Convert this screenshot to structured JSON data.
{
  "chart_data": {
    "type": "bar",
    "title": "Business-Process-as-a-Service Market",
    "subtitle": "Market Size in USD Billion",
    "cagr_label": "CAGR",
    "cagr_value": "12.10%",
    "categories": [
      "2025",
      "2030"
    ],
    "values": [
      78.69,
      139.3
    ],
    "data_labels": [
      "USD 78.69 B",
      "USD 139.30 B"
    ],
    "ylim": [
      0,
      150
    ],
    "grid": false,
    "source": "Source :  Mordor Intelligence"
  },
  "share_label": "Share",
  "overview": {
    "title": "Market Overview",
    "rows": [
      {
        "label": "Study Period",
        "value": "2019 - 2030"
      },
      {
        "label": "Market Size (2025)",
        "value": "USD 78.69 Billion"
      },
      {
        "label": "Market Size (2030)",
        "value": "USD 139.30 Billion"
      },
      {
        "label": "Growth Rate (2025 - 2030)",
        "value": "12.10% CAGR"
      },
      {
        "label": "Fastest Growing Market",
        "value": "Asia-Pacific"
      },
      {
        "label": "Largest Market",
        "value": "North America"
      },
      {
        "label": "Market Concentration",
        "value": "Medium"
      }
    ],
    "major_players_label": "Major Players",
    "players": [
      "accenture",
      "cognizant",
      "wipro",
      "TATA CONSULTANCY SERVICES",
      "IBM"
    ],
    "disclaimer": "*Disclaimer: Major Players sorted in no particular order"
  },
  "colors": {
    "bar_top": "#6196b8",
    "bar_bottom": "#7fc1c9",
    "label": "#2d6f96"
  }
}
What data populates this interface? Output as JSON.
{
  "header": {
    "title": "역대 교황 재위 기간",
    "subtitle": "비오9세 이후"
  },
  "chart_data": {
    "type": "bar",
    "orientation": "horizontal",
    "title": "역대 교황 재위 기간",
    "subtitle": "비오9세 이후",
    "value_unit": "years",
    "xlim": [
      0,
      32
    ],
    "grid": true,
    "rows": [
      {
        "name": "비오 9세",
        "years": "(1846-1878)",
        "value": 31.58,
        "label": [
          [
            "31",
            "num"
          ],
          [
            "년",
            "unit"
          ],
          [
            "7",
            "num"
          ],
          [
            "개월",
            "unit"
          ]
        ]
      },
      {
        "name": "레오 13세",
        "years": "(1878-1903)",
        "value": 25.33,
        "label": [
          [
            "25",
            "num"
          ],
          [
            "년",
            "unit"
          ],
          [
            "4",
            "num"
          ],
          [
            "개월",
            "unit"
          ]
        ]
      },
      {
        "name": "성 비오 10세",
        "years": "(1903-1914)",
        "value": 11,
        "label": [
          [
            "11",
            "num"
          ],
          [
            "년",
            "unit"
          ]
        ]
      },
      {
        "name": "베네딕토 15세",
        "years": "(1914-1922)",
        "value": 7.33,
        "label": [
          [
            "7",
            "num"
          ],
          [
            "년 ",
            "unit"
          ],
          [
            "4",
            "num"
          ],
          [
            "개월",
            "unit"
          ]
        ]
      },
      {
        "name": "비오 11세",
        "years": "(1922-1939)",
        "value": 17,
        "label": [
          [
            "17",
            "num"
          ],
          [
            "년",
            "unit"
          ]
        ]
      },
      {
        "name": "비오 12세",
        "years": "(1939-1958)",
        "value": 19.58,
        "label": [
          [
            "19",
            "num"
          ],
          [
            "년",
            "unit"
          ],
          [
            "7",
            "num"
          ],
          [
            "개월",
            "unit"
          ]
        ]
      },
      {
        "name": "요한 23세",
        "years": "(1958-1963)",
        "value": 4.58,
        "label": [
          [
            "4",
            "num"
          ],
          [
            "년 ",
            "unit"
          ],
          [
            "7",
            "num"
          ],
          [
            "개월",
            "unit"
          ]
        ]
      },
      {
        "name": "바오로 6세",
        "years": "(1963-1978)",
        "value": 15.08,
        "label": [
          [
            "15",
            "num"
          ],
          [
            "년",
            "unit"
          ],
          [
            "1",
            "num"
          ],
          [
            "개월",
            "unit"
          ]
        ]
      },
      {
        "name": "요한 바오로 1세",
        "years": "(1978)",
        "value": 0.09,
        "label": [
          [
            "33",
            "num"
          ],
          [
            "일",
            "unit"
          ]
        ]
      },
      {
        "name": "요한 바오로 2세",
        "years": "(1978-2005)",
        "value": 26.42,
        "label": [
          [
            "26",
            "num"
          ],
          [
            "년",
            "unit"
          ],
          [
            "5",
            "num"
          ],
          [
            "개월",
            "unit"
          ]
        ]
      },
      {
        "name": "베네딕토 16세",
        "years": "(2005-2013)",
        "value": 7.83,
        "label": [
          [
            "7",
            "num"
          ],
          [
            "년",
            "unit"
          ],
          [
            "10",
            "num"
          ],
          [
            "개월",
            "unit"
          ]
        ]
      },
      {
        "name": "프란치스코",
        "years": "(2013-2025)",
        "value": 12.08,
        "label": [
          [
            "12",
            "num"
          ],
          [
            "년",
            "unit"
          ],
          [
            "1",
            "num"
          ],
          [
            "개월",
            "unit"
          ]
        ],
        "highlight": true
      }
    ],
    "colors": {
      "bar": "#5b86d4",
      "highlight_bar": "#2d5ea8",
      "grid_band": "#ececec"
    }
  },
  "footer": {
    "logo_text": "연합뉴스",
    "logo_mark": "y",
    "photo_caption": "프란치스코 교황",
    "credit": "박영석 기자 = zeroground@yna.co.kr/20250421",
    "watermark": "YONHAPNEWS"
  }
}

###

Written task: Output the records exactly, including every line.

Answer to this problem:
Convert this screenshot to structured JSON data.
{
  "chart_data": {
    "type": "bar",
    "title": "Business-Process-as-a-Service Market",
    "subtitle": "Market Size in USD Billion",
    "cagr_label": "CAGR",
    "cagr_value": "12.10%",
    "categories": [
      "2025",
      "2030"
    ],
    "values": [
      78.69,
      139.3
    ],
    "data_labels": [
      "USD 78.69 B",
      "USD 139.30 B"
    ],
    "ylim": [
      0,
      150
    ],
    "grid": false,
    "source": "Source :  Mordor Intelligence"
  },
  "share_label": "Share",
  "overview": {
    "title": "Market Overview",
    "rows": [
      {
        "label": "Study Period",
        "value": "2019 - 2030"
      },
      {
        "label": "Market Size (2025)",
        "value": "USD 78.69 Billion"
      },
      {
        "label": "Market Size (2030)",
        "value": "USD 139.30 Billion"
      },
      {
        "label": "Growth Rate (2025 - 2030)",
        "value": "12.10% CAGR"
      },
      {
        "label": "Fastest Growing Market",
        "value": "Asia-Pacific"
      },
      {
        "label": "Largest Market",
        "value": "North America"
      },
      {
        "label": "Market Concentration",
        "value": "Medium"
      }
    ],
    "major_players_label": "Major Players",
    "players": [
      "accenture",
      "cognizant",
      "wipro",
      "TATA CONSULTANCY SERVICES",
      "IBM"
    ],
    "disclaimer": "*Disclaimer: Major Players sorted in no particular order"
  },
  "colors": {
    "bar_top": "#6196b8",
    "bar_bottom": "#7fc1c9",
    "label": "#2d6f96"
  }
}
What data populates this interface? Output as JSON.
{
  "header": {
    "title": "역대 교황 재위 기간",
    "subtitle": "비오9세 이후"
  },
  "chart_data": {
    "type": "bar",
    "orientation": "horizontal",
    "title": "역대 교황 재위 기간",
    "subtitle": "비오9세 이후",
    "value_unit": "years",
    "xlim": [
      0,
      32
    ],
    "grid": true,
    "rows": [
      {
        "name": "비오 9세",
        "years": "(1846-1878)",
        "value": 31.58,
        "label": [
          [
            "31",
            "num"
          ],
          [
            "년",
            "unit"
          ],
          [
            "7",
            "num"
          ],
          [
            "개월",
            "unit"
          ]
        ]
      },
      {
        "name": "레오 13세",
        "years": "(1878-1903)",
        "value": 25.33,
        "label": [
          [
            "25",
            "num"
          ],
          [
            "년",
            "unit"
          ],
          [
            "4",
            "num"
          ],
          [
            "개월",
            "unit"
          ]
        ]
      },
      {
        "name": "성 비오 10세",
        "years": "(1903-1914)",
        "value": 11,
        "label": [
          [
            "11",
            "num"
          ],
          [
            "년",
            "unit"
          ]
        ]
      },
      {
        "name": "베네딕토 15세",
        "years": "(1914-1922)",
        "value": 7.33,
        "label": [
          [
            "7",
            "num"
          ],
          [
            "년 ",
            "unit"
          ],
          [
            "4",
            "num"
          ],
          [
            "개월",
            "unit"
          ]
        ]
      },
      {
        "name": "비오 11세",
        "years": "(1922-1939)",
        "value": 17,
        "label": [
          [
            "17",
            "num"
          ],
          [
            "년",
            "unit"
          ]
        ]
      },
      {
        "name": "비오 12세",
        "years": "(1939-1958)",
        "value": 19.58,
        "label": [
          [
            "19",
            "num"
          ],
          [
            "년",
            "unit"
          ],
          [
            "7",
            "num"
          ],
          [
            "개월",
            "unit"
          ]
        ]
      },
      {
        "name": "요한 23세",
        "years": "(1958-1963)",
        "value": 4.58,
        "label": [
          [
            "4",
            "num"
          ],
          [
            "년 ",
            "unit"
          ],
          [
            "7",
            "num"
          ],
          [
            "개월",
            "unit"
          ]
        ]
      },
      {
        "name": "바오로 6세",
        "years": "(1963-1978)",
        "value": 15.08,
        "label": [
          [
            "15",
            "num"
          ],
          [
            "년",
            "unit"
          ],
          [
            "1",
            "num"
          ],
          [
            "개월",
            "unit"
          ]
        ]
      },
      {
        "name": "요한 바오로 1세",
        "years": "(1978)",
        "value": 0.09,
        "label": [
          [
            "33",
            "num"
          ],
          [
            "일",
            "unit"
          ]
        ]
      },
      {
        "name": "요한 바오로 2세",
        "years": "(1978-2005)",
        "value": 26.42,
        "label": [
          [
            "26",
            "num"
          ],
          [
            "년",
            "unit"
          ],
          [
            "5",
            "num"
          ],
          [
            "개월",
            "unit"
          ]
        ]
      },
      {
        "name": "베네딕토 16세",
        "years": "(2005-2013)",
        "value": 7.83,
        "label": [
          [
            "7",
            "num"
          ],
          [
            "년",
            "unit"
          ],
          [
            "10",
            "num"
          ],
          [
            "개월",
            "unit"
          ]
        ]
      },
      {
        "name": "프란치스코",
        "years": "(2013-2025)",
        "value": 12.08,
        "label": [
          [
            "12",
            "num"
          ],
          [
            "년",
            "unit"
          ],
          [
            "1",
            "num"
          ],
          [
            "개월",
            "unit"
          ]
        ],
        "highlight": true
      }
    ],
    "colors": {
      "bar": "#5b86d4",
      "highlight_bar": "#2d5ea8",
      "grid_band": "#ececec"
    }
  },
  "footer": {
    "logo_text": "연합뉴스",
    "logo_mark": "y",
    "photo_caption": "프란치스코 교황",
    "credit": "박영석 기자 = zeroground@yna.co.kr/20250421",
    "watermark": "YONHAPNEWS"
  }
}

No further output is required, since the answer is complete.